* **Description of the task**:
Reproduce the data below verbatim, keeping every line and character unchanged.

* **Data entries**:
· · · ·
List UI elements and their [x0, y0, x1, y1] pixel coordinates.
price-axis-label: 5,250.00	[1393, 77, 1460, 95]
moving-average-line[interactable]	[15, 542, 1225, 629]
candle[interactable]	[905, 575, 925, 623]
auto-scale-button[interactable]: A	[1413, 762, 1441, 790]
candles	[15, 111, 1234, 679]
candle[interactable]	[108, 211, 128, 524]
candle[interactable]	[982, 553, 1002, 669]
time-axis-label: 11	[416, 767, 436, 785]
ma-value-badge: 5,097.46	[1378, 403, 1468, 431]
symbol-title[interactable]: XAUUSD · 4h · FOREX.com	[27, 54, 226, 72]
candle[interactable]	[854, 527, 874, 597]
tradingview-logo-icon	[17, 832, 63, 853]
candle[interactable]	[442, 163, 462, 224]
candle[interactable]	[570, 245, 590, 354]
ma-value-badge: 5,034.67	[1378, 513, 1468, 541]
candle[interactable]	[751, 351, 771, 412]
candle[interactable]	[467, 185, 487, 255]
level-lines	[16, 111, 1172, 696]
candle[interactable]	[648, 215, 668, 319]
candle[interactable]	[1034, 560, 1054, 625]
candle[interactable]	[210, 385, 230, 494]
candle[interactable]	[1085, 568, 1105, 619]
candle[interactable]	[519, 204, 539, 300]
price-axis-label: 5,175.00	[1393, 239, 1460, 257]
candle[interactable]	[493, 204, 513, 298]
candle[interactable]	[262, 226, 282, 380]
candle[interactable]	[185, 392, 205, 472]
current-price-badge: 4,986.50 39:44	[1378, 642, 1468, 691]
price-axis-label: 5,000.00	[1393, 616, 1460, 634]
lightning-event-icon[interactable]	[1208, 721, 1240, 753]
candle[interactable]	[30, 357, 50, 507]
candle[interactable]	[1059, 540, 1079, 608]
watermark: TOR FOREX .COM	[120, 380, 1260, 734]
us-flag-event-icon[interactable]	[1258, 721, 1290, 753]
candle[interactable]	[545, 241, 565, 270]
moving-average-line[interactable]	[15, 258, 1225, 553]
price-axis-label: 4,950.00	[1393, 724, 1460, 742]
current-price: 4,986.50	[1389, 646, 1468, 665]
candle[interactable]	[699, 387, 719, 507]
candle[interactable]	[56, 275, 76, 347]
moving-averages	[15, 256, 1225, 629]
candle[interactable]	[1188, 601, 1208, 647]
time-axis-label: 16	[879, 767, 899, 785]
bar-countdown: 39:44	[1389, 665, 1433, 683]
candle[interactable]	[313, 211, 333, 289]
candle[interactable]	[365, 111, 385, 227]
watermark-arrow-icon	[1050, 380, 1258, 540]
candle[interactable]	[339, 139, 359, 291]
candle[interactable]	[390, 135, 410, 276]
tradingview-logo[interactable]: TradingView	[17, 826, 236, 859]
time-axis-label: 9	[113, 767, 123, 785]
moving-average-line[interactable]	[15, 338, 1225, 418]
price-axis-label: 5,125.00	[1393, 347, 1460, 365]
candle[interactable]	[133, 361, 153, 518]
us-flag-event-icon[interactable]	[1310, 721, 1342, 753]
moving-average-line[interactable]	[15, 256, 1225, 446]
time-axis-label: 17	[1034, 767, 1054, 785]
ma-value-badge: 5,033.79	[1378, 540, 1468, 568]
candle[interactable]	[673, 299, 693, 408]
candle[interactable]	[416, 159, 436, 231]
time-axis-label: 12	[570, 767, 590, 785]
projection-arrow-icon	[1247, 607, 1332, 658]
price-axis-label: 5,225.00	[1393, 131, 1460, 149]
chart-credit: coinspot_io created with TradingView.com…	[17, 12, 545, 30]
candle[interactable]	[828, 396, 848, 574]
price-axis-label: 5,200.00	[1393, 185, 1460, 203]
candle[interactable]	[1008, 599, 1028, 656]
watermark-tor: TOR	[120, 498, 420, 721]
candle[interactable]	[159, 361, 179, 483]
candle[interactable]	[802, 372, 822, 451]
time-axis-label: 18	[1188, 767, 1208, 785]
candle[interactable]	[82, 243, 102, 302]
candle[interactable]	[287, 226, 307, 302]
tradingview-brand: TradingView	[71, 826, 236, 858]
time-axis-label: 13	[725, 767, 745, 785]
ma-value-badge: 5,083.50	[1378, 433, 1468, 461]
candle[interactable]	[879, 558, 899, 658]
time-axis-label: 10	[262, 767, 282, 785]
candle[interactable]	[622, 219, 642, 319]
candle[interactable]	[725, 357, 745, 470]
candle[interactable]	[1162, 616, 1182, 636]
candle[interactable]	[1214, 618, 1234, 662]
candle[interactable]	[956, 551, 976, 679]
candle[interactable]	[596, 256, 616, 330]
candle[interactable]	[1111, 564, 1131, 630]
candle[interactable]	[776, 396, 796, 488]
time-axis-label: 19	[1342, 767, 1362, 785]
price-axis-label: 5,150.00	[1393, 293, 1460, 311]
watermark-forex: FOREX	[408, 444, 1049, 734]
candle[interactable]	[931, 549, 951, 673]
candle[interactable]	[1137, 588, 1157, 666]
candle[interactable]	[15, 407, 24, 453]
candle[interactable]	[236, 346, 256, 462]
· · · ·
* **Response to this task**:
List UI elements and their [x0, y0, x1, y1] pixel coordinates.
price-axis-label: 5,250.00	[1393, 77, 1460, 95]
moving-average-line[interactable]	[15, 542, 1225, 629]
candle[interactable]	[905, 575, 925, 623]
auto-scale-button[interactable]: A	[1413, 762, 1441, 790]
candles	[15, 111, 1234, 679]
candle[interactable]	[108, 211, 128, 524]
candle[interactable]	[982, 553, 1002, 669]
time-axis-label: 11	[416, 767, 436, 785]
ma-value-badge: 5,097.46	[1378, 403, 1468, 431]
symbol-title[interactable]: XAUUSD · 4h · FOREX.com	[27, 54, 226, 72]
candle[interactable]	[854, 527, 874, 597]
tradingview-logo-icon	[17, 832, 63, 853]
candle[interactable]	[442, 163, 462, 224]
candle[interactable]	[570, 245, 590, 354]
ma-value-badge: 5,034.67	[1378, 513, 1468, 541]
candle[interactable]	[751, 351, 771, 412]
candle[interactable]	[467, 185, 487, 255]
level-lines	[16, 111, 1172, 696]
candle[interactable]	[648, 215, 668, 319]
candle[interactable]	[1034, 560, 1054, 625]
candle[interactable]	[210, 385, 230, 494]
candle[interactable]	[1085, 568, 1105, 619]
candle[interactable]	[519, 204, 539, 300]
price-axis-label: 5,175.00	[1393, 239, 1460, 257]
candle[interactable]	[493, 204, 513, 298]
candle[interactable]	[262, 226, 282, 380]
candle[interactable]	[185, 392, 205, 472]
current-price-badge: 4,986.50 39:44	[1378, 642, 1468, 691]
price-axis-label: 5,000.00	[1393, 616, 1460, 634]
lightning-event-icon[interactable]	[1208, 721, 1240, 753]
candle[interactable]	[30, 357, 50, 507]
candle[interactable]	[1059, 540, 1079, 608]
watermark: TOR FOREX .COM	[120, 380, 1260, 734]
us-flag-event-icon[interactable]	[1258, 721, 1290, 753]
candle[interactable]	[545, 241, 565, 270]
moving-average-line[interactable]	[15, 258, 1225, 553]
price-axis-label: 4,950.00	[1393, 724, 1460, 742]
current-price: 4,986.50	[1389, 646, 1468, 665]
candle[interactable]	[699, 387, 719, 507]
candle[interactable]	[56, 275, 76, 347]
moving-averages	[15, 256, 1225, 629]
candle[interactable]	[1188, 601, 1208, 647]
time-axis-label: 16	[879, 767, 899, 785]
bar-countdown: 39:44	[1389, 665, 1433, 683]
candle[interactable]	[313, 211, 333, 289]
candle[interactable]	[365, 111, 385, 227]
watermark-arrow-icon	[1050, 380, 1258, 540]
candle[interactable]	[339, 139, 359, 291]
candle[interactable]	[390, 135, 410, 276]
tradingview-logo[interactable]: TradingView	[17, 826, 236, 859]
time-axis-label: 9	[113, 767, 123, 785]
moving-average-line[interactable]	[15, 338, 1225, 418]
price-axis-label: 5,125.00	[1393, 347, 1460, 365]
candle[interactable]	[133, 361, 153, 518]
us-flag-event-icon[interactable]	[1310, 721, 1342, 753]
moving-average-line[interactable]	[15, 256, 1225, 446]
time-axis-label: 17	[1034, 767, 1054, 785]
ma-value-badge: 5,033.79	[1378, 540, 1468, 568]
candle[interactable]	[673, 299, 693, 408]
candle[interactable]	[416, 159, 436, 231]
time-axis-label: 12	[570, 767, 590, 785]
projection-arrow-icon	[1247, 607, 1332, 658]
price-axis-label: 5,225.00	[1393, 131, 1460, 149]
chart-credit: coinspot_io created with TradingView.com…	[17, 12, 545, 30]
candle[interactable]	[828, 396, 848, 574]
price-axis-label: 5,200.00	[1393, 185, 1460, 203]
candle[interactable]	[1008, 599, 1028, 656]
watermark-tor: TOR	[120, 498, 420, 721]
candle[interactable]	[159, 361, 179, 483]
candle[interactable]	[802, 372, 822, 451]
time-axis-label: 18	[1188, 767, 1208, 785]
candle[interactable]	[82, 243, 102, 302]
candle[interactable]	[287, 226, 307, 302]
tradingview-brand: TradingView	[71, 826, 236, 858]
time-axis-label: 13	[725, 767, 745, 785]
ma-value-badge: 5,083.50	[1378, 433, 1468, 461]
candle[interactable]	[879, 558, 899, 658]
time-axis-label: 10	[262, 767, 282, 785]
candle[interactable]	[622, 219, 642, 319]
candle[interactable]	[725, 357, 745, 470]
candle[interactable]	[1162, 616, 1182, 636]
candle[interactable]	[1214, 618, 1234, 662]
candle[interactable]	[956, 551, 976, 679]
candle[interactable]	[596, 256, 616, 330]
candle[interactable]	[1111, 564, 1131, 630]
candle[interactable]	[776, 396, 796, 488]
time-axis-label: 19	[1342, 767, 1362, 785]
price-axis-label: 5,150.00	[1393, 293, 1460, 311]
watermark-forex: FOREX	[408, 444, 1049, 734]
candle[interactable]	[931, 549, 951, 673]
candle[interactable]	[1137, 588, 1157, 666]
candle[interactable]	[15, 407, 24, 453]
candle[interactable]	[236, 346, 256, 462]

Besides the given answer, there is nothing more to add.